§ **THE REQUEST**:
Please give the listing again in its entirety, exactly as written.
— Start INPUT RECORDS —
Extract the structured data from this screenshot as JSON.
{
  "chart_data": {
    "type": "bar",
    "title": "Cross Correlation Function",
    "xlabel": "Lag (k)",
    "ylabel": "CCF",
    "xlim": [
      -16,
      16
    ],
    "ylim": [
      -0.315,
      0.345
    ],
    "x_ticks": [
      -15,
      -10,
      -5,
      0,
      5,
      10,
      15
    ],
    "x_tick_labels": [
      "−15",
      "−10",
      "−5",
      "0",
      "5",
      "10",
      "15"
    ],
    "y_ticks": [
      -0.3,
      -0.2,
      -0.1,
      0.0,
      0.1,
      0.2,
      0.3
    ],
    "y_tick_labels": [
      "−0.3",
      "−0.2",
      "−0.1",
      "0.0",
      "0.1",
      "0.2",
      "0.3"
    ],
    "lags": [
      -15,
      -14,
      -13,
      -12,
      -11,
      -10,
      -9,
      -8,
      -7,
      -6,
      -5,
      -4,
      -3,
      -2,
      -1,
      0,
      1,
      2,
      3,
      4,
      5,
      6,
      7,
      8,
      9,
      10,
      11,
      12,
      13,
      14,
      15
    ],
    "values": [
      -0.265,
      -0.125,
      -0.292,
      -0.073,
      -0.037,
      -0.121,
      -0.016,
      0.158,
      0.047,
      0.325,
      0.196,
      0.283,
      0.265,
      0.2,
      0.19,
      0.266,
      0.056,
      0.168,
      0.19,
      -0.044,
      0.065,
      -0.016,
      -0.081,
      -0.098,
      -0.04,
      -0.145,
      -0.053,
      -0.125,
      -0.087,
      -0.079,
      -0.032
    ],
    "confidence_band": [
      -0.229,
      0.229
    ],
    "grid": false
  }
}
— End INPUT RECORDS —
§ **WRITTEN RESPONSE**:
Extract the structured data from this screenshot as JSON.
{
  "chart_data": {
    "type": "bar",
    "title": "Cross Correlation Function",
    "xlabel": "Lag (k)",
    "ylabel": "CCF",
    "xlim": [
      -16,
      16
    ],
    "ylim": [
      -0.315,
      0.345
    ],
    "x_ticks": [
      -15,
      -10,
      -5,
      0,
      5,
      10,
      15
    ],
    "x_tick_labels": [
      "−15",
      "−10",
      "−5",
      "0",
      "5",
      "10",
      "15"
    ],
    "y_ticks": [
      -0.3,
      -0.2,
      -0.1,
      0.0,
      0.1,
      0.2,
      0.3
    ],
    "y_tick_labels": [
      "−0.3",
      "−0.2",
      "−0.1",
      "0.0",
      "0.1",
      "0.2",
      "0.3"
    ],
    "lags": [
      -15,
      -14,
      -13,
      -12,
      -11,
      -10,
      -9,
      -8,
      -7,
      -6,
      -5,
      -4,
      -3,
      -2,
      -1,
      0,
      1,
      2,
      3,
      4,
      5,
      6,
      7,
      8,
      9,
      10,
      11,
      12,
      13,
      14,
      15
    ],
    "values": [
      -0.265,
      -0.125,
      -0.292,
      -0.073,
      -0.037,
      -0.121,
      -0.016,
      0.158,
      0.047,
      0.325,
      0.196,
      0.283,
      0.265,
      0.2,
      0.19,
      0.266,
      0.056,
      0.168,
      0.19,
      -0.044,
      0.065,
      -0.016,
      -0.081,
      -0.098,
      -0.04,
      -0.145,
      -0.053,
      -0.125,
      -0.087,
      -0.079,
      -0.032
    ],
    "confidence_band": [
      -0.229,
      0.229
    ],
    "grid": false
  }
}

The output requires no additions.